____ PROVIDED MATERIAL
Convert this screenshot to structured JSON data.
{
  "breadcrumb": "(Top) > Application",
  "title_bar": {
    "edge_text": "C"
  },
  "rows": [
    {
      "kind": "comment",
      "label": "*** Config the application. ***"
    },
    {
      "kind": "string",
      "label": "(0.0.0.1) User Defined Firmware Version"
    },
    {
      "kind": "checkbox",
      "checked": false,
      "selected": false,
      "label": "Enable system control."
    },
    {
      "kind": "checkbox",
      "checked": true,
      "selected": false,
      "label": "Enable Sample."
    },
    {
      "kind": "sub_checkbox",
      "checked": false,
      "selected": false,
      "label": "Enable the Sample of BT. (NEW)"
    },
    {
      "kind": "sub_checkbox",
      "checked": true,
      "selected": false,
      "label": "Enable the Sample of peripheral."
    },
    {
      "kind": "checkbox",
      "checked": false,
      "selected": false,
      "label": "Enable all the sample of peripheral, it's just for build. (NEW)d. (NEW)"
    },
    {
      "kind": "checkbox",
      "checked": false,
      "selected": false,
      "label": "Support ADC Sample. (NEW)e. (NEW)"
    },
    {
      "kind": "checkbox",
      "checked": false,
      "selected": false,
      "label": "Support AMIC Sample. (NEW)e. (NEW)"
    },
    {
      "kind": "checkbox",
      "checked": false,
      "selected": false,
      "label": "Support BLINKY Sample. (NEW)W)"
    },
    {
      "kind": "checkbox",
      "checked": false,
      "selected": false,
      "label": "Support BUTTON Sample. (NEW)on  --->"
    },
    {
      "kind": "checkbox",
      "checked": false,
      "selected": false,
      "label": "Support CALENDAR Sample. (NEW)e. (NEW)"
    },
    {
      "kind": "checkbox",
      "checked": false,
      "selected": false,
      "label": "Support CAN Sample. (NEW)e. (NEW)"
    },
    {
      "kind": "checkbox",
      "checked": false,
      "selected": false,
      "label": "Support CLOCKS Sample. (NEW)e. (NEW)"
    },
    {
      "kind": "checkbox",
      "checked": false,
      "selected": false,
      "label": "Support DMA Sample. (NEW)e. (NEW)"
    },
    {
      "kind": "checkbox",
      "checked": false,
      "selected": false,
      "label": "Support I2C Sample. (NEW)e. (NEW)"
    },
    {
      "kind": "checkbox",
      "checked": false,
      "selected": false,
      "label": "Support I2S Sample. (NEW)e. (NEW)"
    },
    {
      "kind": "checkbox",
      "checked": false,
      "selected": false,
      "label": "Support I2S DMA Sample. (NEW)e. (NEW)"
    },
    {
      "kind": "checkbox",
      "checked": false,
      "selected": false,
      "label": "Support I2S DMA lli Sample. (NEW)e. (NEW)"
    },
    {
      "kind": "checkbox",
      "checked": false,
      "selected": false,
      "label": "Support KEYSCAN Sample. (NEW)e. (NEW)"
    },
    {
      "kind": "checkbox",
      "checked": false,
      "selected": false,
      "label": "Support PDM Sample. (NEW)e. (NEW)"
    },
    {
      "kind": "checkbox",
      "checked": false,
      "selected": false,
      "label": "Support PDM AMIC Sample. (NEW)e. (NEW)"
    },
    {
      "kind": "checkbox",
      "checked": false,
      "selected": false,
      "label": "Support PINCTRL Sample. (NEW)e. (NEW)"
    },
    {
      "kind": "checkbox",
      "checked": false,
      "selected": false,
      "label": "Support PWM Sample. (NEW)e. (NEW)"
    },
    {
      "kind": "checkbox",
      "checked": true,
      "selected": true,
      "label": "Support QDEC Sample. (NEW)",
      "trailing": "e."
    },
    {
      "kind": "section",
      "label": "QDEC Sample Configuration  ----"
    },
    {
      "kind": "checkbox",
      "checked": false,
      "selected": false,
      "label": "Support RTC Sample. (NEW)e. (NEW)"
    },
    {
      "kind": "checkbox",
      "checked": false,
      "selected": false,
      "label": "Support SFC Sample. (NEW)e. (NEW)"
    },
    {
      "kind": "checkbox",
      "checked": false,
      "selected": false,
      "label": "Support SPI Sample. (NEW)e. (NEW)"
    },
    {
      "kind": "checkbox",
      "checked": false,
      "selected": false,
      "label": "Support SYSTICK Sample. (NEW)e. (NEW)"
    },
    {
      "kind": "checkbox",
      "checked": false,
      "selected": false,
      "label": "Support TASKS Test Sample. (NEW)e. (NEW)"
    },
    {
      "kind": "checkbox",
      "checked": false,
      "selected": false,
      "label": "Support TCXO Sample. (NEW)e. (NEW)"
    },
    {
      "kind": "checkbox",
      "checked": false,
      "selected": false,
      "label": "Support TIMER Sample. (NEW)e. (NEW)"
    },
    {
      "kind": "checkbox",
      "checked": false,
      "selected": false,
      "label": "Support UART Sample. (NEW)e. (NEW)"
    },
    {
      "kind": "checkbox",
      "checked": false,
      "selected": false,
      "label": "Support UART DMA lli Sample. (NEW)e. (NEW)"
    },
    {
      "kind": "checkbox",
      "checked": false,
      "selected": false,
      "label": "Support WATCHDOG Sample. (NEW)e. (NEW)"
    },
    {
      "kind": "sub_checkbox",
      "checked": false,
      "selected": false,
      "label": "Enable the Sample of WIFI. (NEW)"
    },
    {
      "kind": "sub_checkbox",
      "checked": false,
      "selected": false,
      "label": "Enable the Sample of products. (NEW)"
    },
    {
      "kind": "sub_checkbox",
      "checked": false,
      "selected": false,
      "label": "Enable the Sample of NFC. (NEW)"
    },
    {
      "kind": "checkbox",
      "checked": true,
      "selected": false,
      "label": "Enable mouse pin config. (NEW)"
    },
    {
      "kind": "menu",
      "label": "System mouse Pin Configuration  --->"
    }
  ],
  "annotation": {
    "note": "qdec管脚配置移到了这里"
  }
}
________
Pull out every line of the records above that contains the word "peripheral".

• RESPONSE TO THE TASK
      "label": "Enable the Sample of peripheral."
      "label": "Enable all the sample of peripheral, it's just for build. (NEW)d. (NEW)"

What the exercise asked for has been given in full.